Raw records
:::::

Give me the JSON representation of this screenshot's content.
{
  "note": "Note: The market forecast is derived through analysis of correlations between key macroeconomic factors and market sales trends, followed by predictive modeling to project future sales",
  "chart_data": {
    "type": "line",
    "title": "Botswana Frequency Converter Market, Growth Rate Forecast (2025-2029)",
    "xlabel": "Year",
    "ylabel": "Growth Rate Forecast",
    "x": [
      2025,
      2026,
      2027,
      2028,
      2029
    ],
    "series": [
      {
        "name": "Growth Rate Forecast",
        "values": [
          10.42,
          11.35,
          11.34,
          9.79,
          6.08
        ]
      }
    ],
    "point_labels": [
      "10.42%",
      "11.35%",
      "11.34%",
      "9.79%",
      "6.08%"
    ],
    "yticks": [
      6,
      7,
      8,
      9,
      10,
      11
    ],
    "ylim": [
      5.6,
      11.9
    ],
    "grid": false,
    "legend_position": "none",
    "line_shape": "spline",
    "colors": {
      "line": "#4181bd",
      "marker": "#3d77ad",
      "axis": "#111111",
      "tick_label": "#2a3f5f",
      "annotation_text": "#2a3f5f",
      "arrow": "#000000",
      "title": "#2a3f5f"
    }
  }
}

:::::

## Job:
Go through the data and gather every line that holds "title".

## Response to this task:
    "title": "Botswana Frequency Converter Market, Growth Rate Forecast (2025-2029)",
      "title": "#2a3f5f"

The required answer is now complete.